**STATED TASK**
Extract all lines that hold the string "Apply".
— Start —
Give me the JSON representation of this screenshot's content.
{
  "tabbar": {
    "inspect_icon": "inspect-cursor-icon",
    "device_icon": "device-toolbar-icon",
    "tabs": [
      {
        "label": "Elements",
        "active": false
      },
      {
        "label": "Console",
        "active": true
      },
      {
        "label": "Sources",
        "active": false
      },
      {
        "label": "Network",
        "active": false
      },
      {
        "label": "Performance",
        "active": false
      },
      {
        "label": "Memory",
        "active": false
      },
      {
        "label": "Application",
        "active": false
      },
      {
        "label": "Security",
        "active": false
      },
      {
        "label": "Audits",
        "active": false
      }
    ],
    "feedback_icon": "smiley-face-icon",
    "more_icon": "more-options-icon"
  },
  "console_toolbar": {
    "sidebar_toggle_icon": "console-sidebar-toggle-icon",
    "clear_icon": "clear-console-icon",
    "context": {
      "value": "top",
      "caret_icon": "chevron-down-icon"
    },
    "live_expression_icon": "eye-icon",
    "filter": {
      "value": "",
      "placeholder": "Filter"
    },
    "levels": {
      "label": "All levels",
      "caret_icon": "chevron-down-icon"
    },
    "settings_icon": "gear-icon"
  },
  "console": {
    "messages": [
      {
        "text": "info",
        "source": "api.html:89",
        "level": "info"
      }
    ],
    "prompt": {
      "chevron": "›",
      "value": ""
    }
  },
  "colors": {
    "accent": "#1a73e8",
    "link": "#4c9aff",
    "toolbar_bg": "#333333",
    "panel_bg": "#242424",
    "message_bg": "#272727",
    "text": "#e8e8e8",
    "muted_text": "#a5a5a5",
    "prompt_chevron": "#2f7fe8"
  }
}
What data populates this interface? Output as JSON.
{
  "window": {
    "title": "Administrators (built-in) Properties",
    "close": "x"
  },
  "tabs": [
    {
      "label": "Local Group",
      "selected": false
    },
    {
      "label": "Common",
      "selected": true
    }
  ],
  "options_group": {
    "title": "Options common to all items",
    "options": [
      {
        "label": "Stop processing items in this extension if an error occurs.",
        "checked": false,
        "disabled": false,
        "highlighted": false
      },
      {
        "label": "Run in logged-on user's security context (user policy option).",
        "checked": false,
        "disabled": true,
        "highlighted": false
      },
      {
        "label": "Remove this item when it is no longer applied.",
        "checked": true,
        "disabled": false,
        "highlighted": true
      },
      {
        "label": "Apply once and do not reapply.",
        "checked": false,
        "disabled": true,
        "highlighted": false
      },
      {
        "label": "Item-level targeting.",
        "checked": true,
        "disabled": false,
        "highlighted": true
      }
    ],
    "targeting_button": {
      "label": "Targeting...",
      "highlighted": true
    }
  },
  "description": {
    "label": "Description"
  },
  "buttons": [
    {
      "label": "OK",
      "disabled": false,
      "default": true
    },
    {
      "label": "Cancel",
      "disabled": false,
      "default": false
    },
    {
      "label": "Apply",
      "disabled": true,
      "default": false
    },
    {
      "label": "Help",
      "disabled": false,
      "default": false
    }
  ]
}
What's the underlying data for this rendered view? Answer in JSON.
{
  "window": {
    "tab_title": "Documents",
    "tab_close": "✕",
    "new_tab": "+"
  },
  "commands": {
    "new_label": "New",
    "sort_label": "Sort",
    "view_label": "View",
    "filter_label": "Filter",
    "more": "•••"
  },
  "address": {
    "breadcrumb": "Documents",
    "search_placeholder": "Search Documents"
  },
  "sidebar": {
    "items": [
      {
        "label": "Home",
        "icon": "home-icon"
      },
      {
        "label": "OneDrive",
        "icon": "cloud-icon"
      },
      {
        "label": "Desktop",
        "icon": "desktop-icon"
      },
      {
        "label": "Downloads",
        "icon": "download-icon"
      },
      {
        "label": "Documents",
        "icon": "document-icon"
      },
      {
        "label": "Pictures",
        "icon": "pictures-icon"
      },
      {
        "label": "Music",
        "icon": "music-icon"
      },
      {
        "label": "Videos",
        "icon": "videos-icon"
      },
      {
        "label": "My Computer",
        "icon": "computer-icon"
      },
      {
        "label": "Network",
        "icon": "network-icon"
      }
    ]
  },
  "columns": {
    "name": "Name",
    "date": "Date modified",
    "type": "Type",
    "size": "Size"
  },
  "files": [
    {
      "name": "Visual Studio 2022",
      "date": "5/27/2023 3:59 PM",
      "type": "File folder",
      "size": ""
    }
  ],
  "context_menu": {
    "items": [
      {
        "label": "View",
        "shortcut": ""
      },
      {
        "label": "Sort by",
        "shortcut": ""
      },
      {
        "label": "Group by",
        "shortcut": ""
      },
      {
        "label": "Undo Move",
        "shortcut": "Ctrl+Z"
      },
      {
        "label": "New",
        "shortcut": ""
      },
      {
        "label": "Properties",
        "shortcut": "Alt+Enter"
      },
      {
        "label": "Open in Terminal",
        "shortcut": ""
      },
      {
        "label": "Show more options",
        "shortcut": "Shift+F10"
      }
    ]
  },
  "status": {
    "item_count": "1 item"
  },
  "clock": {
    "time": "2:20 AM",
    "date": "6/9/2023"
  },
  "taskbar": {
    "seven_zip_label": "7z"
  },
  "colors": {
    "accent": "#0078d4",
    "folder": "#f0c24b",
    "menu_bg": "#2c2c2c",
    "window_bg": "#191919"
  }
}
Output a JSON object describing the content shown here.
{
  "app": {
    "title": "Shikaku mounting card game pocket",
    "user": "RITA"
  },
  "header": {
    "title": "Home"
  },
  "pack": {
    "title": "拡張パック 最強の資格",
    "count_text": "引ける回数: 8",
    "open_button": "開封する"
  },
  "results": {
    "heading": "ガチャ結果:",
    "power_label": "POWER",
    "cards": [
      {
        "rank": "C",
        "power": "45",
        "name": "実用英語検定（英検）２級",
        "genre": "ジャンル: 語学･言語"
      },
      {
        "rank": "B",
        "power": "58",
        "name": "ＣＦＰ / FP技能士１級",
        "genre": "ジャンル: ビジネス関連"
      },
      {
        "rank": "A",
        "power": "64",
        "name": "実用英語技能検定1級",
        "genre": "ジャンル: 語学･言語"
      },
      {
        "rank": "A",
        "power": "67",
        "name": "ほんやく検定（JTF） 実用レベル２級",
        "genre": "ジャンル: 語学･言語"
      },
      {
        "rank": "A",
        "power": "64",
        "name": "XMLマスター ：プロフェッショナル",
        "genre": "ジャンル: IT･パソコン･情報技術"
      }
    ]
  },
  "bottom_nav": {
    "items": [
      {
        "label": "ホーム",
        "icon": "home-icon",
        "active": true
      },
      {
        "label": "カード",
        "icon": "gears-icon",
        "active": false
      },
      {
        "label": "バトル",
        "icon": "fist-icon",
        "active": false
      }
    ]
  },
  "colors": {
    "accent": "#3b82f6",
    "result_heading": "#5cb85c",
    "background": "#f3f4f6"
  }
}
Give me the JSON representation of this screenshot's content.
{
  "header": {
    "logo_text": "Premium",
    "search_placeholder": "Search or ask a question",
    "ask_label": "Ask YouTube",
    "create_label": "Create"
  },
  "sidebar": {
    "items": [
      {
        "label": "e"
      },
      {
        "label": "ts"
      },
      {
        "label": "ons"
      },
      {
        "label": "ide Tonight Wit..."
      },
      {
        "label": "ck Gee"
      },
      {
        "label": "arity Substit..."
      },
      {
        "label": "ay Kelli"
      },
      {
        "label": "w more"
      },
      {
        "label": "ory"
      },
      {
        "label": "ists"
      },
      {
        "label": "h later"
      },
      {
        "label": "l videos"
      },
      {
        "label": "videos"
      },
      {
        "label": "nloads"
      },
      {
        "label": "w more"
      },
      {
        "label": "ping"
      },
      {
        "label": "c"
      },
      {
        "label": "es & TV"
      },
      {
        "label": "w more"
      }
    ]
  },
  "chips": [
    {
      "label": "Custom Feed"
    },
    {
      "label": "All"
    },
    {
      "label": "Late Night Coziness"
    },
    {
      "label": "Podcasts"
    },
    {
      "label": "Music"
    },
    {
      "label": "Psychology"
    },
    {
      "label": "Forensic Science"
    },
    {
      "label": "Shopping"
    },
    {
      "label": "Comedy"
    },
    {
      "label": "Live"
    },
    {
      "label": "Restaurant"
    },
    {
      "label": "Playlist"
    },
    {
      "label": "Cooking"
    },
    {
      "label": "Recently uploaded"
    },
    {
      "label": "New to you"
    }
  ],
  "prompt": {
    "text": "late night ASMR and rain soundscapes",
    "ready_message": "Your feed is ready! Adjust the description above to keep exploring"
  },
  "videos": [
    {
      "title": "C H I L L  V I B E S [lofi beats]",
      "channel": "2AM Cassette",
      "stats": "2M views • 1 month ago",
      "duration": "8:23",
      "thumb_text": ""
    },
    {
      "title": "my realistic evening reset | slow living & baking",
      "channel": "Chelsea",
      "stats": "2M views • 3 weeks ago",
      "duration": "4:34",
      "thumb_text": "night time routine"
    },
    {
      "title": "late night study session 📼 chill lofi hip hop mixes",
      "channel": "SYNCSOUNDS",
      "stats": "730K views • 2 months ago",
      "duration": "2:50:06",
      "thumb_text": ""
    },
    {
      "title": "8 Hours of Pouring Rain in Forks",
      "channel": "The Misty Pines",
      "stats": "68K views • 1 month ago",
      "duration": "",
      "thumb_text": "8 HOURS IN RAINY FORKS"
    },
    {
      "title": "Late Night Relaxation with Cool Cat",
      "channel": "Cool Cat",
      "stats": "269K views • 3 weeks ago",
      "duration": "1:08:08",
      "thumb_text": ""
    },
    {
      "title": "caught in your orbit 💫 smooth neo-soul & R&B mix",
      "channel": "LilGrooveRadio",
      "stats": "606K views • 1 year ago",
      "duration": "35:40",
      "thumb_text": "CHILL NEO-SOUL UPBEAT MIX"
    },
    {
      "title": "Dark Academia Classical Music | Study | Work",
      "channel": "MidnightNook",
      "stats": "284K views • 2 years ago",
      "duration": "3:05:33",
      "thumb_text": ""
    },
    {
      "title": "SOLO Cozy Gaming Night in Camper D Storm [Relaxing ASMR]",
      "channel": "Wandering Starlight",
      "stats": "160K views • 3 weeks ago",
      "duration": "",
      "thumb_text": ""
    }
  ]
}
— End —
**RESULT FOR THIS EXERCISE**
        "label": "Apply once and do not reapply.",
      "label": "Apply",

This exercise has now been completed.